──────── Entries provided ────────

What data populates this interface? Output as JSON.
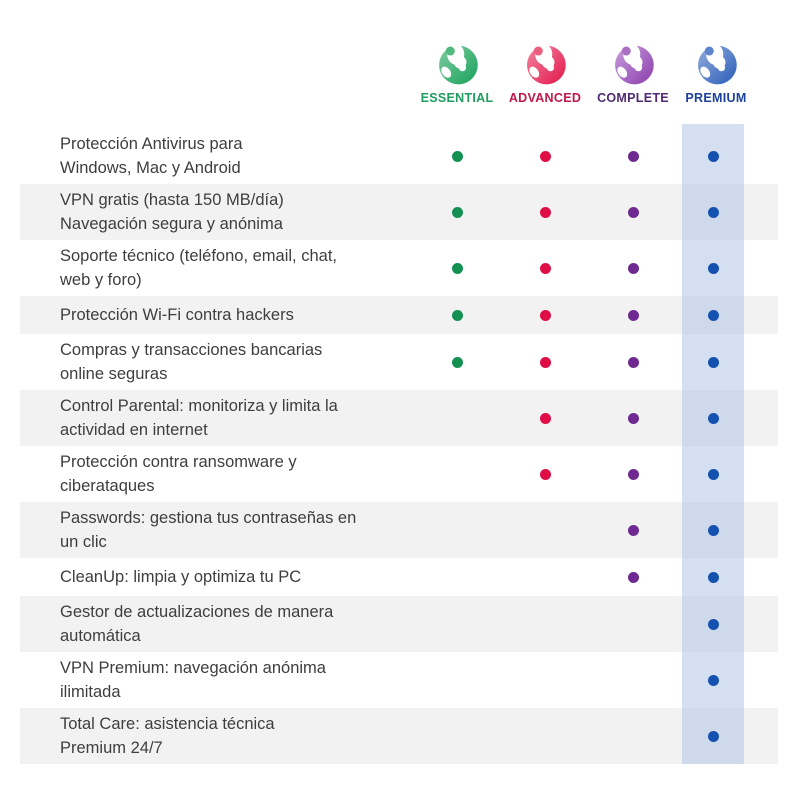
{
  "chart_data": {
    "type": "table",
    "title": "",
    "columns": [
      {
        "name": "ESSENTIAL",
        "label_color": "#1f9c5f",
        "dot_color": "#149152",
        "logo": {
          "light": "#83cea2",
          "base": "#17a05a",
          "ear": "#52b87f"
        }
      },
      {
        "name": "ADVANCED",
        "label_color": "#c21849",
        "dot_color": "#e00e46",
        "logo": {
          "light": "#f286a0",
          "base": "#e2164a",
          "ear": "#ec5f7f"
        }
      },
      {
        "name": "COMPLETE",
        "label_color": "#4f2a72",
        "dot_color": "#6e2a90",
        "logo": {
          "light": "#c9a0dc",
          "base": "#8a3cab",
          "ear": "#a970c4"
        }
      },
      {
        "name": "PREMIUM",
        "label_color": "#1c409b",
        "dot_color": "#1552af",
        "logo": {
          "light": "#93aede",
          "base": "#2a5cb8",
          "ear": "#5e84cc"
        }
      }
    ],
    "rows": [
      {
        "feature_lines": [
          "Protección Antivirus para",
          "Windows, Mac y Android"
        ],
        "included": [
          true,
          true,
          true,
          true
        ]
      },
      {
        "feature_lines": [
          "VPN gratis (hasta 150 MB/día)",
          "Navegación segura y anónima"
        ],
        "included": [
          true,
          true,
          true,
          true
        ]
      },
      {
        "feature_lines": [
          "Soporte técnico (teléfono, email, chat,",
          "web y foro)"
        ],
        "included": [
          true,
          true,
          true,
          true
        ]
      },
      {
        "feature_lines": [
          "Protección Wi-Fi contra hackers"
        ],
        "included": [
          true,
          true,
          true,
          true
        ]
      },
      {
        "feature_lines": [
          "Compras y transacciones bancarias",
          "online seguras"
        ],
        "included": [
          true,
          true,
          true,
          true
        ]
      },
      {
        "feature_lines": [
          "Control Parental: monitoriza y limita la",
          "actividad en internet"
        ],
        "included": [
          false,
          true,
          true,
          true
        ]
      },
      {
        "feature_lines": [
          "Protección contra ransomware y",
          "ciberataques"
        ],
        "included": [
          false,
          true,
          true,
          true
        ]
      },
      {
        "feature_lines": [
          "Passwords: gestiona tus contraseñas en",
          "un clic"
        ],
        "included": [
          false,
          false,
          true,
          true
        ]
      },
      {
        "feature_lines": [
          "CleanUp: limpia y optimiza tu PC"
        ],
        "included": [
          false,
          false,
          true,
          true
        ]
      },
      {
        "feature_lines": [
          "Gestor de actualizaciones de manera",
          "automática"
        ],
        "included": [
          false,
          false,
          false,
          true
        ]
      },
      {
        "feature_lines": [
          "VPN Premium: navegación anónima",
          "ilimitada"
        ],
        "included": [
          false,
          false,
          false,
          true
        ]
      },
      {
        "feature_lines": [
          "Total Care: asistencia técnica",
          "Premium 24/7"
        ],
        "included": [
          false,
          false,
          false,
          true
        ]
      }
    ],
    "layout": {
      "stripe_color": "#f2f2f2",
      "premium_band_color": "#b0c7e6",
      "text_color": "#3e3e3e"
    }
  }
}
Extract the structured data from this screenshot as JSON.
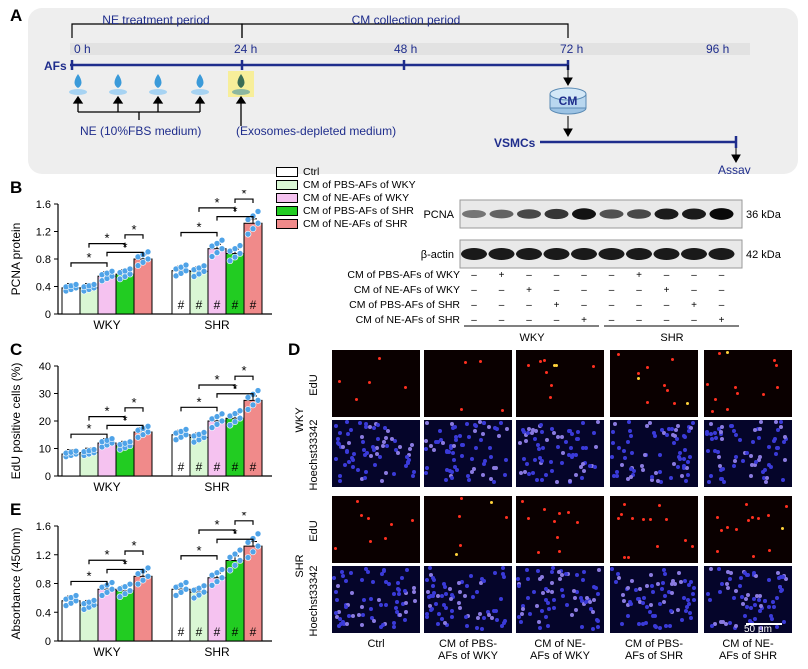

────────

§ **Exercise brief**:
Could you return the entire listing above verbatim while dropping each picture?

§ **Response box**:
What data populates this interface? Output as JSON.
{
  "chart_data": {
    "type": "table",
    "title": "",
    "columns": [
      {
        "name": "ESSENTIAL",
        "label_color": "#1f9c5f",
        "dot_color": "#149152",
        "logo": {
          "light": "#83cea2",
          "base": "#17a05a",
          "ear": "#52b87f"
        }
      },
      {
        "name": "ADVANCED",
        "label_color": "#c21849",
        "dot_color": "#e00e46",
        "logo": {
          "light": "#f286a0",
          "base": "#e2164a",
          "ear": "#ec5f7f"
        }
      },
      {
        "name": "COMPLETE",
        "label_color": "#4f2a72",
        "dot_color": "#6e2a90",
        "logo": {
          "light": "#c9a0dc",
          "base": "#8a3cab",
          "ear": "#a970c4"
        }
      },
      {
        "name": "PREMIUM",
        "label_color": "#1c409b",
        "dot_color": "#1552af",
        "logo": {
          "light": "#93aede",
          "base": "#2a5cb8",
          "ear": "#5e84cc"
        }
      }
    ],
    "rows": [
      {
        "feature_lines": [
          "Protección Antivirus para",
          "Windows, Mac y Android"
        ],
        "included": [
          true,
          true,
          true,
          true
        ]
      },
      {
        "feature_lines": [
          "VPN gratis (hasta 150 MB/día)",
          "Navegación segura y anónima"
        ],
        "included": [
          true,
          true,
          true,
          true
        ]
      },
      {
        "feature_lines": [
          "Soporte técnico (teléfono, email, chat,",
          "web y foro)"
        ],
        "included": [
          true,
          true,
          true,
          true
        ]
      },
      {
        "feature_lines": [
          "Protección Wi-Fi contra hackers"
        ],
        "included": [
          true,
          true,
          true,
          true
        ]
      },
      {
        "feature_lines": [
          "Compras y transacciones bancarias",
          "online seguras"
        ],
        "included": [
          true,
          true,
          true,
          true
        ]
      },
      {
        "feature_lines": [
          "Control Parental: monitoriza y limita la",
          "actividad en internet"
        ],
        "included": [
          false,
          true,
          true,
          true
        ]
      },
      {
        "feature_lines": [
          "Protección contra ransomware y",
          "ciberataques"
        ],
        "included": [
          false,
          true,
          true,
          true
        ]
      },
      {
        "feature_lines": [
          "Passwords: gestiona tus contraseñas en",
          "un clic"
        ],
        "included": [
          false,
          false,
          true,
          true
        ]
      },
      {
        "feature_lines": [
          "CleanUp: limpia y optimiza tu PC"
        ],
        "included": [
          false,
          false,
          true,
          true
        ]
      },
      {
        "feature_lines": [
          "Gestor de actualizaciones de manera",
          "automática"
        ],
        "included": [
          false,
          false,
          false,
          true
        ]
      },
      {
        "feature_lines": [
          "VPN Premium: navegación anónima",
          "ilimitada"
        ],
        "included": [
          false,
          false,
          false,
          true
        ]
      },
      {
        "feature_lines": [
          "Total Care: asistencia técnica",
          "Premium 24/7"
        ],
        "included": [
          false,
          false,
          false,
          true
        ]
      }
    ],
    "layout": {
      "stripe_color": "#f2f2f2",
      "premium_band_color": "#b0c7e6",
      "text_color": "#3e3e3e"
    }
  }
}
Extract the structured data from this screenshot as JSON.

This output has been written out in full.